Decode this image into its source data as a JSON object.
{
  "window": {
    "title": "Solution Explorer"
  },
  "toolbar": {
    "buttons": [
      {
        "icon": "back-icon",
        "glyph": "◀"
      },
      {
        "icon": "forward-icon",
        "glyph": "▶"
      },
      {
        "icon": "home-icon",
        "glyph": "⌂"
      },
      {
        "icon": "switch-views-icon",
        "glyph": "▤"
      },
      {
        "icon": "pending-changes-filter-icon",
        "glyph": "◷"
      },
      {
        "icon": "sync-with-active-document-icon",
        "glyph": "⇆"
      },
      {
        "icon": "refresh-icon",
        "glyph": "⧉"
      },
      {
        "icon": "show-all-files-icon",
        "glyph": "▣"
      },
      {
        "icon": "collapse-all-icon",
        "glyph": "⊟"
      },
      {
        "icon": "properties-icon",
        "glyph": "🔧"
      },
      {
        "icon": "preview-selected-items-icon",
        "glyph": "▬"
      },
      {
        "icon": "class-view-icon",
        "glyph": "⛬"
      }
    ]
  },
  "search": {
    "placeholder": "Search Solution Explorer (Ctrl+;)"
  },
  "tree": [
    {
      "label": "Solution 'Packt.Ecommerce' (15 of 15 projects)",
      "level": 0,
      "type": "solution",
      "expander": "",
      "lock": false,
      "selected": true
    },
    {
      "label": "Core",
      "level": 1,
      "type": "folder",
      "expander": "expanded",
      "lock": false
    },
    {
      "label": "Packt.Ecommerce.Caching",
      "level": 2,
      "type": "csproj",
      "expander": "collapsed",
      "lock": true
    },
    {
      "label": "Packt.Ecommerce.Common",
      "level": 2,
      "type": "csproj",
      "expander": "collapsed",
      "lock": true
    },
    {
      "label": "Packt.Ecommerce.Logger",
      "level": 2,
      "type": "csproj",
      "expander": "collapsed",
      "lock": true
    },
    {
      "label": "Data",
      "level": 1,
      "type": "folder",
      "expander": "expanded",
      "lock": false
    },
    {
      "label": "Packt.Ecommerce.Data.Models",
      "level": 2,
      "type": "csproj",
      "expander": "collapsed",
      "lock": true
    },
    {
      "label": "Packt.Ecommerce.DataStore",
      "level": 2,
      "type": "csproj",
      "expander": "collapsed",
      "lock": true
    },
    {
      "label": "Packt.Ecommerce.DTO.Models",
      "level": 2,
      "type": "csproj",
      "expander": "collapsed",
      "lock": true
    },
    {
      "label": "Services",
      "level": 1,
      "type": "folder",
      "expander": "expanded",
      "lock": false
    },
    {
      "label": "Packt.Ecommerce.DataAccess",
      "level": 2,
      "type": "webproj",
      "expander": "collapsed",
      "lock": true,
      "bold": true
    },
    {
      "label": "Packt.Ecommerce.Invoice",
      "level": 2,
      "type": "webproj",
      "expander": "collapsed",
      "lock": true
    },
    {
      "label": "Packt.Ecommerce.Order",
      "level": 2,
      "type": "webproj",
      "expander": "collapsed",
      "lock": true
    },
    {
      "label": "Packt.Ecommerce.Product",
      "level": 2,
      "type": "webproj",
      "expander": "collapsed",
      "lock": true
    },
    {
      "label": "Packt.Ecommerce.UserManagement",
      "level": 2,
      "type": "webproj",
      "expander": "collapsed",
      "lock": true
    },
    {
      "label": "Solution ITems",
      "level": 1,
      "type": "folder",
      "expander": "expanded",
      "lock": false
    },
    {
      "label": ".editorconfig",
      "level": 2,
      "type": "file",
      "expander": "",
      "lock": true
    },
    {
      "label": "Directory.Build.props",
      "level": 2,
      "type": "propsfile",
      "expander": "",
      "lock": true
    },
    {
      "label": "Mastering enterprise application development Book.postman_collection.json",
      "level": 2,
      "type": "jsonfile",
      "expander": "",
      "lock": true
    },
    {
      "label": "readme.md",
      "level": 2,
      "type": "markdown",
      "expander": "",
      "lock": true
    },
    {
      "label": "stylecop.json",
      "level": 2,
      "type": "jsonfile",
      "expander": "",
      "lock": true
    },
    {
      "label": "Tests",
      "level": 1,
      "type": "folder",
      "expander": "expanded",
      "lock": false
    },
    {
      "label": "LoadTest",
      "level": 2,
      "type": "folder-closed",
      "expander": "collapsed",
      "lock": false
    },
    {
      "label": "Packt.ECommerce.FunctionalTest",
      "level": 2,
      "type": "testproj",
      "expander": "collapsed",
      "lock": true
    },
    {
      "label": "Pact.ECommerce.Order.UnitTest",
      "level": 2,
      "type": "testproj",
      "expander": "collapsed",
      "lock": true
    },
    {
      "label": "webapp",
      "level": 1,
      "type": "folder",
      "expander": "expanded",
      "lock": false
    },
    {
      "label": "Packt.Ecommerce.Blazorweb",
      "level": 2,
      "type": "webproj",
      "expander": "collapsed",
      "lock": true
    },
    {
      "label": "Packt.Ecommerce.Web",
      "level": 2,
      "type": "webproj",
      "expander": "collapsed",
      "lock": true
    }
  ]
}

◇ ◇ ◇ ◇

Extract each line holding the word "icon" from the records.

        "icon": "back-icon",
        "icon": "forward-icon",
        "icon": "home-icon",
        "icon": "switch-views-icon",
        "icon": "pending-changes-filter-icon",
        "icon": "sync-with-active-document-icon",
        "icon": "refresh-icon",
        "icon": "show-all-files-icon",
        "icon": "collapse-all-icon",
        "icon": "properties-icon",
        "icon": "preview-selected-items-icon",
        "icon": "class-view-icon",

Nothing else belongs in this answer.